Given request: Give only the number of lines that contain the word "JSON".

Dataset extract:
+ + + + +

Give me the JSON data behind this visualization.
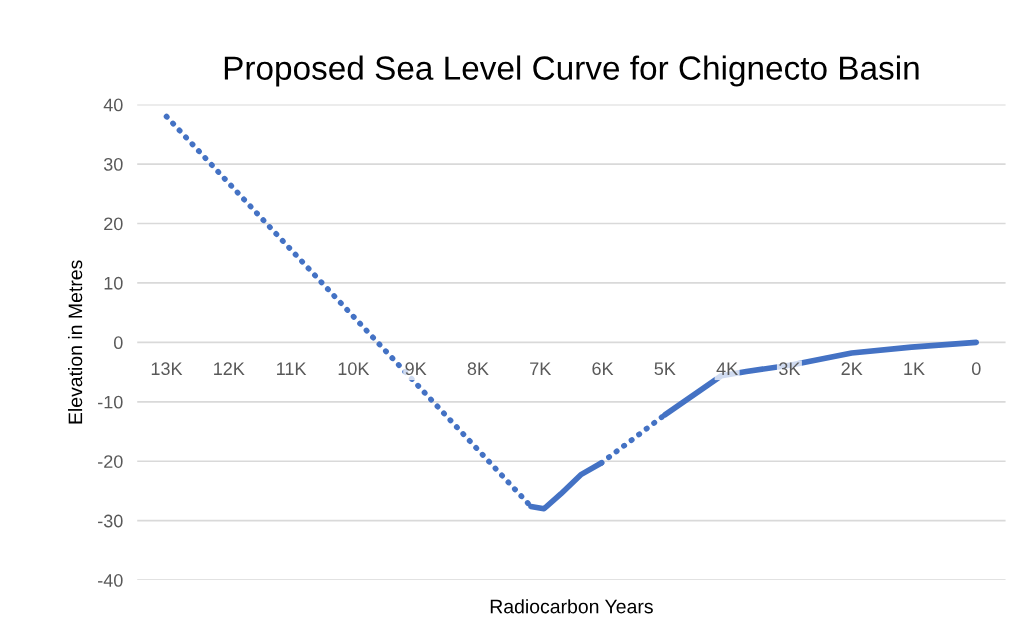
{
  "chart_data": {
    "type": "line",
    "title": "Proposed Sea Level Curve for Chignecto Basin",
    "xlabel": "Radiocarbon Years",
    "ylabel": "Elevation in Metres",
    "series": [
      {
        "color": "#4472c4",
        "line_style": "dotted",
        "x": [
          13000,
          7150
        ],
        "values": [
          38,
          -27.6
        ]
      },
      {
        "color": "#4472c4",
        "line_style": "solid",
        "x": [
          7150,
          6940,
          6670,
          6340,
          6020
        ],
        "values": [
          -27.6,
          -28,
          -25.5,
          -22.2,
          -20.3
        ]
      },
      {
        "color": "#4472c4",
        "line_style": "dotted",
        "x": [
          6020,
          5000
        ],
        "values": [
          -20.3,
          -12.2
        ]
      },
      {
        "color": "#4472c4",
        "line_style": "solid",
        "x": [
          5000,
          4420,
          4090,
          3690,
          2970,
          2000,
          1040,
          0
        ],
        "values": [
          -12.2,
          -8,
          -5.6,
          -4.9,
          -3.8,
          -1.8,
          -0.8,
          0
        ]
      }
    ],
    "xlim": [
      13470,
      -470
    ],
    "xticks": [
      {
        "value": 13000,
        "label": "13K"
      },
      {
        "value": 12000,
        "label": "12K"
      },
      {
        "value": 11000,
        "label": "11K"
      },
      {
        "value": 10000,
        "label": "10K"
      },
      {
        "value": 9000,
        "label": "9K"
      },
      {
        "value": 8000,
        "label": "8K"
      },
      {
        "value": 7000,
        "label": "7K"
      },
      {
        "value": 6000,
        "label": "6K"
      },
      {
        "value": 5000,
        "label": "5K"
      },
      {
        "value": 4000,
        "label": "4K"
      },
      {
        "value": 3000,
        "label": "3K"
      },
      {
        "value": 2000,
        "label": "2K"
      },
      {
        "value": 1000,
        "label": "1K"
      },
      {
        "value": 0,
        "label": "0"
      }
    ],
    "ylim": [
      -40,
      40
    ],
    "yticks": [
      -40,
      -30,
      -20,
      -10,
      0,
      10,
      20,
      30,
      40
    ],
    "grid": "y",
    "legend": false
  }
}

+ + + + +

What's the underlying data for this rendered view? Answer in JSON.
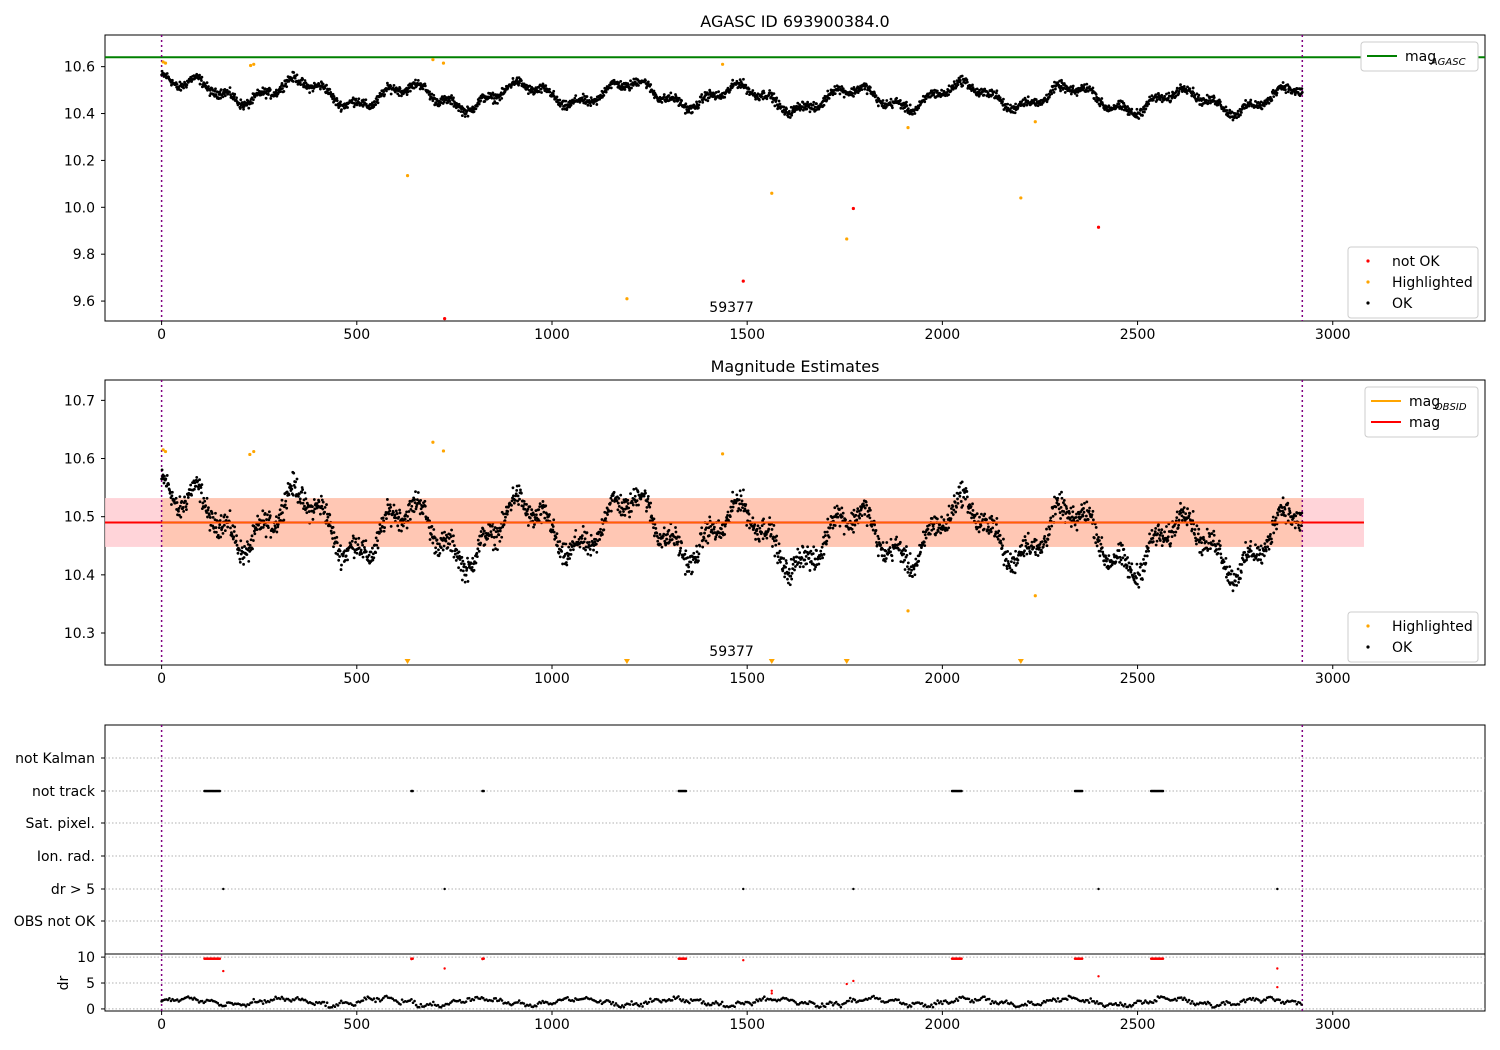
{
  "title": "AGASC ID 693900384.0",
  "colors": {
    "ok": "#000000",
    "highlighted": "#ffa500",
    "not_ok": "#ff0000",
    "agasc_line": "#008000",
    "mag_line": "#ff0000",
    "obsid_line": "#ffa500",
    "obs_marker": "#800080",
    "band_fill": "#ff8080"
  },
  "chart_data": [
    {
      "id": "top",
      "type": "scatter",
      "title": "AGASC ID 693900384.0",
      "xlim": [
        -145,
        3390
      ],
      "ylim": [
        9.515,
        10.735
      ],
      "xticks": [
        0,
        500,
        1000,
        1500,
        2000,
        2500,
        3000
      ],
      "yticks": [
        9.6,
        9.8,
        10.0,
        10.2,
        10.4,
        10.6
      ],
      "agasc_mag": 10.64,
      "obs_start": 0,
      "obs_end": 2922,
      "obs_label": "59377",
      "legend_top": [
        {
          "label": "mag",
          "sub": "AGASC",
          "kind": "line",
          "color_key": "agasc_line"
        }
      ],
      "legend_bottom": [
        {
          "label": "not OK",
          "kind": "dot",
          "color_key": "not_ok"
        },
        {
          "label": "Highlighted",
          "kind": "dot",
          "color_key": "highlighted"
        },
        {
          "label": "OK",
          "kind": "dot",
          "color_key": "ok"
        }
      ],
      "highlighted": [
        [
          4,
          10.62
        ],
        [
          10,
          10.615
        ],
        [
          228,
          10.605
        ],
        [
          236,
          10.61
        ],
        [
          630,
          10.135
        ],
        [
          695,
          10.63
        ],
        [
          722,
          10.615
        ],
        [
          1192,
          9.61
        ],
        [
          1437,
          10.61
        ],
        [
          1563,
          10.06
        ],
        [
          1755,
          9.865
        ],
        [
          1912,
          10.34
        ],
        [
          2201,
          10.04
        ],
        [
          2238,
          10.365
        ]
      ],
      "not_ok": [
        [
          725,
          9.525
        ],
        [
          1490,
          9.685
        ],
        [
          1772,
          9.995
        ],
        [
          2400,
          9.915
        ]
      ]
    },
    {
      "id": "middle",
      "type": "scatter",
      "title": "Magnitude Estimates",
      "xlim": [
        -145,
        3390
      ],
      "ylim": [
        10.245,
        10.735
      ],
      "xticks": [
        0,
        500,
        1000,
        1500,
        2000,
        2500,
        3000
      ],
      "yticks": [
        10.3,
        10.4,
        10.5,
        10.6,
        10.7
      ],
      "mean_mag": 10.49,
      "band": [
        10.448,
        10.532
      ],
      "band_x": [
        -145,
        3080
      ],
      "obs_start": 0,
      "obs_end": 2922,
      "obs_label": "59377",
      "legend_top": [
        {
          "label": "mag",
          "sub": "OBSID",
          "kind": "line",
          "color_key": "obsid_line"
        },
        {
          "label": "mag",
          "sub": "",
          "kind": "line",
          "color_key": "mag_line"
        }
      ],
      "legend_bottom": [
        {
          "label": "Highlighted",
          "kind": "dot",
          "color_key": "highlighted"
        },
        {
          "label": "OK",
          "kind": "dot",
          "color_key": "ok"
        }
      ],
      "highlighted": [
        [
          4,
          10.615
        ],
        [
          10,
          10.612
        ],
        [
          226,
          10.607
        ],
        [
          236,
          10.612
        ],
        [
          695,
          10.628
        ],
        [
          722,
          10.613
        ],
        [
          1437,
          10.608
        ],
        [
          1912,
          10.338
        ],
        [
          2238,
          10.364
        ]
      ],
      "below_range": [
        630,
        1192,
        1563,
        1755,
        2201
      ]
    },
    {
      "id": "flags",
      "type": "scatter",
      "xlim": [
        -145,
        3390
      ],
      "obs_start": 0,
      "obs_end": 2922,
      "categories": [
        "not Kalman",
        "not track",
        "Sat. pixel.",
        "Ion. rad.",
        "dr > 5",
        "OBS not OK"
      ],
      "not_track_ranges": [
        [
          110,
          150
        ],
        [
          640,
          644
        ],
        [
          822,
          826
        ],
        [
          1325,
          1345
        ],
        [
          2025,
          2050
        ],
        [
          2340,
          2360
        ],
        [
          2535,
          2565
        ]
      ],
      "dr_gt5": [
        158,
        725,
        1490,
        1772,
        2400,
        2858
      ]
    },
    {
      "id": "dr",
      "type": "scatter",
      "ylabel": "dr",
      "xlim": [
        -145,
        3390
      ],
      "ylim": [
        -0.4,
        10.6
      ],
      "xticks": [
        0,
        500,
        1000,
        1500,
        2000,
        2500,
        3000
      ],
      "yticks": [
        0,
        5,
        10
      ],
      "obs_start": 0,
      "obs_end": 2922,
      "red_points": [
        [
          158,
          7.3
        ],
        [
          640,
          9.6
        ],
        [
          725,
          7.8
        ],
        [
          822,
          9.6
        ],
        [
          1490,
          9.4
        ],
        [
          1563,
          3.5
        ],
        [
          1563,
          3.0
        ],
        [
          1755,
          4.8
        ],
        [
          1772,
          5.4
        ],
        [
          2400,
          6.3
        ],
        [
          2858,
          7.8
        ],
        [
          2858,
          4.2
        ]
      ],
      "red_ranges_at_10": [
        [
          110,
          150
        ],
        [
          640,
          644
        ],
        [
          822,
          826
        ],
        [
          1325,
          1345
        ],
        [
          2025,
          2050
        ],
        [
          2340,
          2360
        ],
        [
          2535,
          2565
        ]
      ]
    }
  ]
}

+ + + + +

The answer: 2